■ EXERCISE DESCRIPTION
From the material below, print verbatim the stretch from the line containing "histogram-bar[interactable] <box>485 241" through the line containing "histogram-bar[interactable] <box>463 210", including both of those lines.

┌──

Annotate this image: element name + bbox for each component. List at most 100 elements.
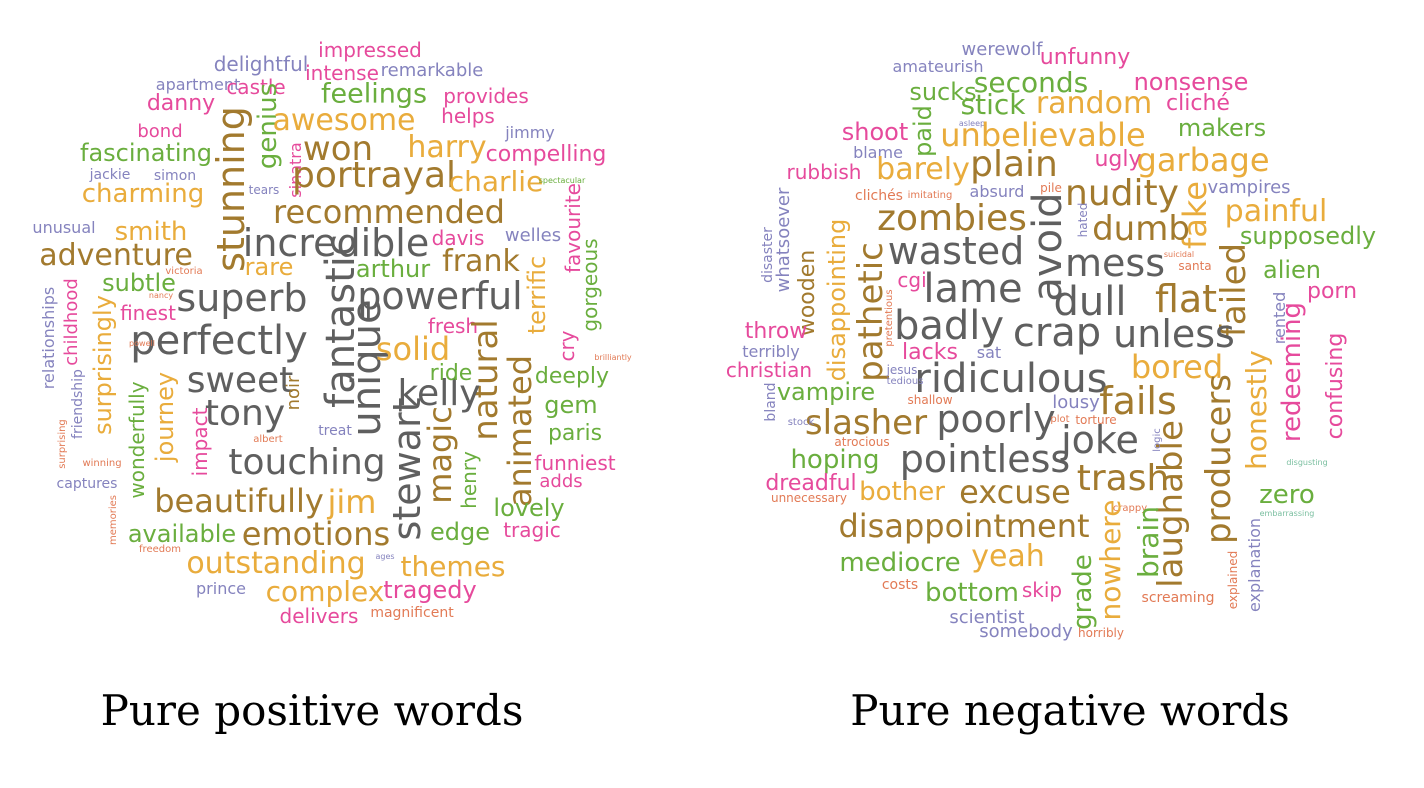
- word-paris: paris: [547, 421, 603, 446]
- word-surprisingly: surprisingly: [89, 295, 117, 435]
- word-hoping: hoping: [790, 445, 880, 475]
- word-ride: ride: [429, 361, 473, 386]
- word-nancy: nancy: [148, 291, 174, 300]
- word-nudity: nudity: [1065, 173, 1179, 214]
- word-brilliantly: brilliantly: [594, 353, 632, 362]
- word-seconds: seconds: [973, 66, 1089, 99]
- word-mediocre: mediocre: [839, 548, 961, 578]
- word-vampire: vampire: [776, 378, 876, 406]
- word-pathetic: pathetic: [851, 242, 891, 382]
- word-surprising: surprising: [57, 419, 68, 469]
- word-freedom: freedom: [139, 544, 181, 555]
- word-dull: dull: [1053, 279, 1127, 325]
- word-victoria: victoria: [165, 266, 203, 277]
- word-absurd: absurd: [969, 182, 1025, 201]
- word-somebody: somebody: [979, 621, 1073, 642]
- word-wonderfully: wonderfully: [125, 381, 149, 499]
- word-paid: paid: [909, 105, 937, 157]
- word-touching: touching: [228, 442, 386, 483]
- word-perfectly: perfectly: [130, 318, 308, 364]
- word-christian: christian: [725, 358, 813, 382]
- word-slasher: slasher: [804, 403, 928, 443]
- word-unique: unique: [344, 299, 390, 437]
- word-arthur: arthur: [355, 255, 431, 283]
- word-crap: crap: [1012, 310, 1102, 356]
- word-blame: blame: [853, 143, 903, 162]
- word-screaming: screaming: [1141, 590, 1215, 606]
- word-supposedly: supposedly: [1239, 222, 1377, 250]
- word-plain: plain: [970, 144, 1058, 185]
- word-harry: harry: [407, 130, 487, 165]
- word-delivers: delivers: [279, 604, 359, 628]
- word-zero: zero: [1259, 480, 1315, 510]
- word-honestly: honestly: [1240, 350, 1273, 470]
- word-spectacular: spectacular: [538, 176, 586, 185]
- word-davis: davis: [431, 226, 485, 250]
- word-magic: magic: [421, 406, 459, 504]
- word-castle: castle: [226, 75, 286, 99]
- word-stock: stock: [787, 417, 815, 428]
- word-yeah: yeah: [971, 539, 1045, 574]
- word-hated: hated: [1076, 202, 1090, 238]
- word-edge: edge: [430, 518, 490, 546]
- word-jesus: jesus: [886, 363, 918, 377]
- word-unusual: unusual: [32, 218, 96, 237]
- word-prince: prince: [196, 579, 246, 598]
- word-jackie: jackie: [89, 167, 131, 183]
- word-alien: alien: [1262, 256, 1322, 284]
- word-rubbish: rubbish: [786, 160, 862, 184]
- word-lame: lame: [923, 266, 1023, 312]
- word-complex: complex: [265, 575, 385, 608]
- word-treat: treat: [318, 423, 352, 439]
- word-portrayal: portrayal: [291, 155, 457, 196]
- word-fresh: fresh: [427, 314, 479, 338]
- word-impressed: impressed: [318, 38, 422, 62]
- word-garbage: garbage: [1136, 141, 1270, 179]
- word-mess: mess: [1065, 241, 1165, 285]
- word-adventure: adventure: [39, 238, 193, 273]
- word-fascinating: fascinating: [80, 139, 212, 167]
- word-lacks: lacks: [902, 340, 958, 365]
- word-bother: bother: [859, 477, 945, 507]
- word-dumb: dumb: [1092, 209, 1190, 249]
- word-charlie: charlie: [448, 165, 544, 198]
- word-disappointment: disappointment: [838, 507, 1090, 545]
- negative-word-cloud: werewolf unfunny amateurish seconds nonsense…: [712, 0, 1424, 660]
- word-beautifully: beautifully: [154, 482, 324, 520]
- word-zombies: zombies: [877, 198, 1027, 239]
- word-costs: costs: [881, 577, 919, 593]
- word-amateurish: amateurish: [892, 57, 984, 76]
- word-ugly: ugly: [1094, 147, 1142, 172]
- word-barely: barely: [876, 152, 970, 187]
- word-porn: porn: [1306, 279, 1358, 304]
- word-awesome: awesome: [272, 103, 416, 138]
- positive-word-cloud: impressed delightful intense remarkable apar…: [0, 0, 712, 660]
- positive-panel: impressed delightful intense remarkable apar…: [0, 0, 712, 735]
- word-embarrassing: embarrassing: [1259, 509, 1315, 518]
- word-kelly: kelly: [397, 373, 481, 414]
- negative-panel: werewolf unfunny amateurish seconds nonsense…: [712, 0, 1424, 788]
- word-lousy: lousy: [1052, 392, 1100, 413]
- word-superb: superb: [176, 276, 308, 320]
- word-terribly: terribly: [742, 342, 800, 361]
- word-skip: skip: [1021, 578, 1063, 602]
- word-disappointing: disappointing: [823, 218, 851, 382]
- word-intense: intense: [305, 61, 379, 85]
- word-noir: noir: [283, 375, 304, 411]
- word-plot: plot: [1050, 414, 1070, 425]
- word-santa: santa: [1178, 259, 1212, 273]
- word-sweet: sweet: [186, 360, 294, 401]
- word-animated: animated: [501, 354, 539, 508]
- word-brain: brain: [1132, 506, 1165, 578]
- word-logic: logic: [1152, 428, 1163, 452]
- word-available: available: [127, 520, 237, 548]
- word-solid: solid: [375, 330, 451, 368]
- word-cgi: cgi: [897, 268, 927, 292]
- word-clich-: cliché: [1166, 91, 1230, 116]
- word-tragedy: tragedy: [383, 576, 477, 604]
- word-frank: frank: [442, 244, 520, 279]
- word-compelling: compelling: [485, 142, 607, 167]
- word-trash: trash: [1076, 458, 1170, 499]
- word-grade: grade: [1068, 554, 1098, 630]
- word-apartment: apartment: [155, 75, 241, 94]
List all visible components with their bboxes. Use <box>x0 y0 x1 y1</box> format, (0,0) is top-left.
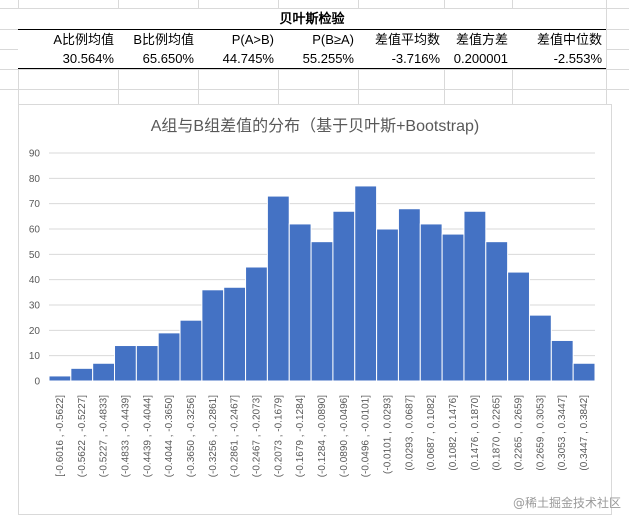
histogram-bar[interactable] <box>485 241 509 382</box>
value-b-mean[interactable]: 65.650% <box>118 49 198 69</box>
y-tick-label: 70 <box>29 199 41 210</box>
y-tick-label: 60 <box>29 225 41 236</box>
x-category-label: (-0.4833 , -0.4439] <box>120 395 131 477</box>
x-category-label: (-0.0101 , 0.0293] <box>383 395 394 474</box>
x-category-label: (-0.5227 , -0.4833] <box>99 395 110 477</box>
histogram-bar[interactable] <box>179 319 203 382</box>
x-category-label: (-0.3650 , -0.3256] <box>186 395 197 477</box>
y-tick-label: 30 <box>29 301 41 312</box>
value-diff-median[interactable]: -2.553% <box>512 49 606 69</box>
header-p-a-gt-b: P(A>B) <box>198 29 278 50</box>
x-category-label: (-0.5622 , -0.5227] <box>77 395 88 477</box>
x-category-label: (-0.1679 , -0.1284] <box>295 395 306 477</box>
histogram-bar[interactable] <box>463 210 487 382</box>
header-diff-variance: 差值方差 <box>444 29 512 50</box>
x-category-label: (-0.1284 , -0.0890] <box>317 395 328 477</box>
histogram-bar[interactable] <box>135 345 159 382</box>
x-category-label: (-0.3256 , -0.2861] <box>208 395 219 477</box>
histogram-bar[interactable] <box>550 339 574 382</box>
x-category-label: (0.0687 , 0.1082] <box>426 395 437 471</box>
bar-layer <box>48 185 596 382</box>
x-axis-ticks: [-0.6016 , -0.5622] (-0.5622 , -0.5227] (-… <box>55 395 590 477</box>
histogram-bar[interactable] <box>441 233 465 382</box>
histogram-bar[interactable] <box>419 223 443 382</box>
histogram-bar[interactable] <box>376 228 399 382</box>
x-category-label: (-0.4044 , -0.3650] <box>164 395 175 477</box>
y-tick-label: 40 <box>29 275 41 286</box>
y-tick-label: 80 <box>29 174 41 185</box>
histogram-bar[interactable] <box>223 286 247 382</box>
gridline <box>0 89 629 90</box>
histogram-bar[interactable] <box>48 375 72 382</box>
histogram-bar[interactable] <box>70 367 94 382</box>
y-tick-label: 90 <box>29 149 41 160</box>
histogram-bar[interactable] <box>528 314 552 382</box>
value-p-b-ge-a[interactable]: 55.255% <box>278 49 358 69</box>
x-category-label: (0.2265 , 0.2659] <box>514 395 525 471</box>
y-tick-label: 20 <box>29 326 41 337</box>
histogram-bar[interactable] <box>114 345 137 382</box>
x-category-label: (-0.4439 , -0.4044] <box>142 395 153 477</box>
value-p-a-gt-b[interactable]: 44.745% <box>198 49 278 69</box>
y-tick-label: 0 <box>34 377 40 388</box>
histogram-bar[interactable] <box>288 223 312 382</box>
header-p-b-ge-a: P(B≥A) <box>278 29 358 50</box>
histogram-bar[interactable] <box>507 271 530 382</box>
histogram-bar[interactable] <box>201 289 225 382</box>
x-category-label: (-0.2861 , -0.2467] <box>230 395 241 477</box>
histogram-bar[interactable] <box>354 185 378 382</box>
x-category-label: (-0.0890 , -0.0496] <box>339 395 350 477</box>
x-category-label: (0.3447 , 0.3842] <box>579 395 590 471</box>
x-category-label: (-0.2467 , -0.2073] <box>251 395 262 477</box>
header-diff-mean: 差值平均数 <box>358 29 444 50</box>
watermark: @稀土掘金技术社区 <box>512 496 621 510</box>
histogram-bar[interactable] <box>397 208 421 382</box>
chart-title: A组与B组差值的分布（基于贝叶斯+Bootstrap) <box>151 117 480 135</box>
x-category-label: (0.3053 , 0.3447] <box>557 395 568 471</box>
gridline <box>0 8 629 9</box>
x-category-label: (0.1870 , 0.2265] <box>492 395 503 471</box>
header-diff-median: 差值中位数 <box>512 29 606 50</box>
value-diff-mean[interactable]: -3.716% <box>358 49 444 69</box>
x-category-label: (0.1476 , 0.1870] <box>470 395 481 471</box>
histogram-bar[interactable] <box>157 332 181 382</box>
table-title: 贝叶斯检验 <box>18 9 606 29</box>
x-category-label: (-0.2073 , -0.1679] <box>273 395 284 477</box>
histogram-bar[interactable] <box>92 362 116 382</box>
y-axis-ticks: 0 10 20 30 40 50 60 70 80 90 <box>29 149 41 388</box>
x-category-label: (0.2659 , 0.3053] <box>535 395 546 471</box>
x-category-label: (0.0293 , 0.0687] <box>404 395 415 471</box>
histogram-svg: A组与B组差值的分布（基于贝叶斯+Bootstrap) 0 10 20 30 40 50 6… <box>29 117 596 477</box>
histogram-bar[interactable] <box>310 241 334 382</box>
histogram-bar[interactable] <box>572 362 596 382</box>
gridline <box>606 0 607 104</box>
x-category-label: (0.1082 , 0.1476] <box>448 395 459 471</box>
y-tick-label: 50 <box>29 250 41 261</box>
histogram-chart[interactable]: A组与B组差值的分布（基于贝叶斯+Bootstrap) 0 10 20 30 40 50 6… <box>18 104 612 515</box>
x-category-label: (-0.0496 , -0.0101] <box>361 395 372 477</box>
x-category-label: [-0.6016 , -0.5622] <box>55 395 66 477</box>
header-a-mean: A比例均值 <box>18 29 118 50</box>
value-diff-variance[interactable]: 0.200001 <box>444 49 512 69</box>
gridline <box>0 69 629 70</box>
header-b-mean: B比例均值 <box>118 29 198 50</box>
histogram-bar[interactable] <box>332 210 356 382</box>
value-a-mean[interactable]: 30.564% <box>18 49 118 69</box>
histogram-bar[interactable] <box>245 266 268 382</box>
y-tick-label: 10 <box>29 351 41 362</box>
histogram-bar[interactable] <box>266 195 290 382</box>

└──

■ RESULT
histogram-bar[interactable] <box>485 241 509 382</box>
value-b-mean[interactable]: 65.650% <box>118 49 198 69</box>
y-tick-label: 70 <box>29 199 41 210</box>
y-tick-label: 60 <box>29 225 41 236</box>
x-category-label: (-0.4833 , -0.4439] <box>120 395 131 477</box>
x-category-label: (-0.0101 , 0.0293] <box>383 395 394 474</box>
x-category-label: (-0.5227 , -0.4833] <box>99 395 110 477</box>
histogram-bar[interactable] <box>179 319 203 382</box>
x-category-label: (-0.3650 , -0.3256] <box>186 395 197 477</box>
y-tick-label: 30 <box>29 301 41 312</box>
value-diff-median[interactable]: -2.553% <box>512 49 606 69</box>
header-p-a-gt-b: P(A>B) <box>198 29 278 50</box>
x-category-label: (-0.5622 , -0.5227] <box>77 395 88 477</box>
x-category-label: (-0.1679 , -0.1284] <box>295 395 306 477</box>
histogram-bar[interactable] <box>463 210 487 382</box>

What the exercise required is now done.